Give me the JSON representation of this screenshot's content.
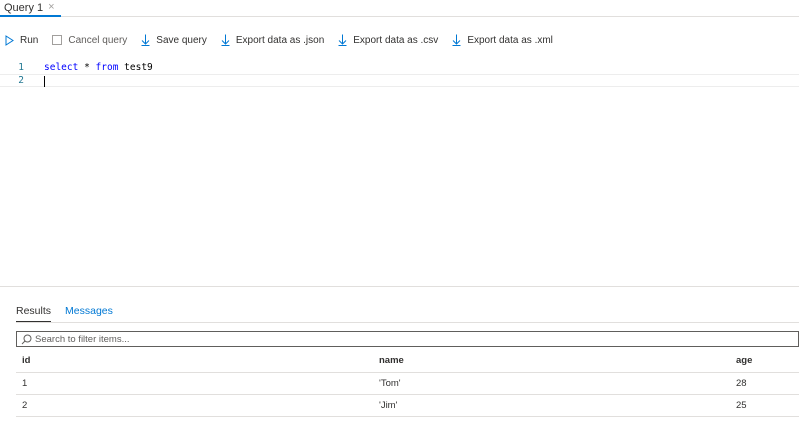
··········
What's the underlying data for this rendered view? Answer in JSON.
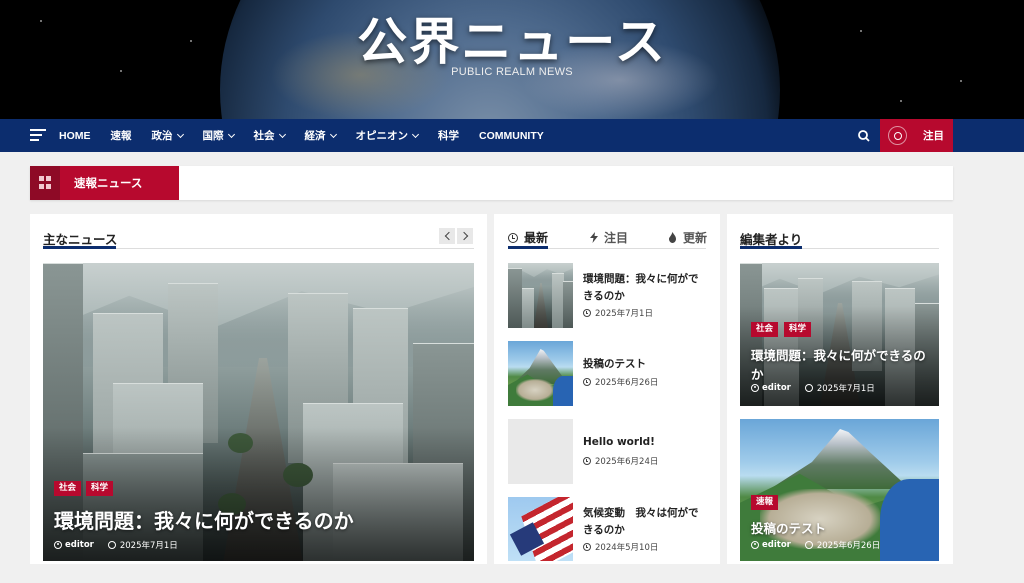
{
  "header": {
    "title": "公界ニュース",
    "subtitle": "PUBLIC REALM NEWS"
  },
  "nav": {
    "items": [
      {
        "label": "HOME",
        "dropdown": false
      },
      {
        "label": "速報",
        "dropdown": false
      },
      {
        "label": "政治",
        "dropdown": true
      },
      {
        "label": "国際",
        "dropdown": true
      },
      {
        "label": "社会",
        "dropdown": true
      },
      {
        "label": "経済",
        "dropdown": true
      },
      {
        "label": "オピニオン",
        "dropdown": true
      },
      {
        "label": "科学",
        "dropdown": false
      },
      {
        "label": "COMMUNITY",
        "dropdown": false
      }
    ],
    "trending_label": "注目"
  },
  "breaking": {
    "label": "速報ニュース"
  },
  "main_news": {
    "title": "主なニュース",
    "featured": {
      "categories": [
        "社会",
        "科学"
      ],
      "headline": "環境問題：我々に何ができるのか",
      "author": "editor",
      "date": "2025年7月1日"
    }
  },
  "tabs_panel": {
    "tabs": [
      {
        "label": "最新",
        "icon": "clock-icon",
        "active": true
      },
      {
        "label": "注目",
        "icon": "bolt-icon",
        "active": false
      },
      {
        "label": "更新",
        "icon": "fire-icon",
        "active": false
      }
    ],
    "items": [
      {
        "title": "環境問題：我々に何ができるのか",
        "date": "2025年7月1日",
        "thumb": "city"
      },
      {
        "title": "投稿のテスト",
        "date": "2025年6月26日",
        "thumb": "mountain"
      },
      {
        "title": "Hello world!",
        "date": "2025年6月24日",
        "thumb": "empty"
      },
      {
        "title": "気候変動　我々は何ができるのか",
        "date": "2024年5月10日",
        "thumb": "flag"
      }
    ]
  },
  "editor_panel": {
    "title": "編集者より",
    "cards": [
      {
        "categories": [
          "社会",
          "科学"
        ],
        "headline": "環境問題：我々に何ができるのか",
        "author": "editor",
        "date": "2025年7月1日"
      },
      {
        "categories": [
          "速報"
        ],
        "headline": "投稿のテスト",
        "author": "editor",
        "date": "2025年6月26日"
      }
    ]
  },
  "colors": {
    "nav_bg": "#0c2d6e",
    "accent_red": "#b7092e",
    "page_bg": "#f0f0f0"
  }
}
··········
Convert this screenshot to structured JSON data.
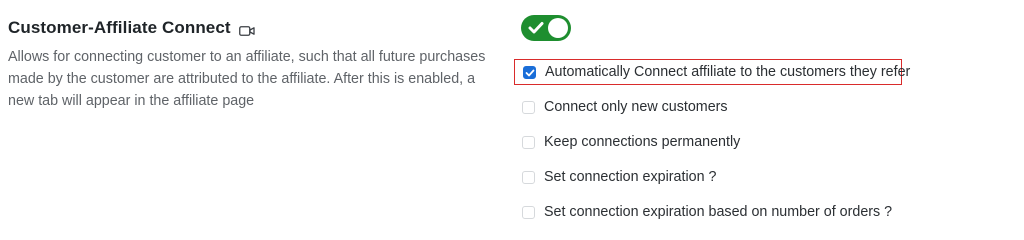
··········
## Task statement
Show the lines of the records that contain the word "screenshot".

## Task solution
Give me the JSON representation of this screenshot's content.
Convert this screenshot to structured JSON data.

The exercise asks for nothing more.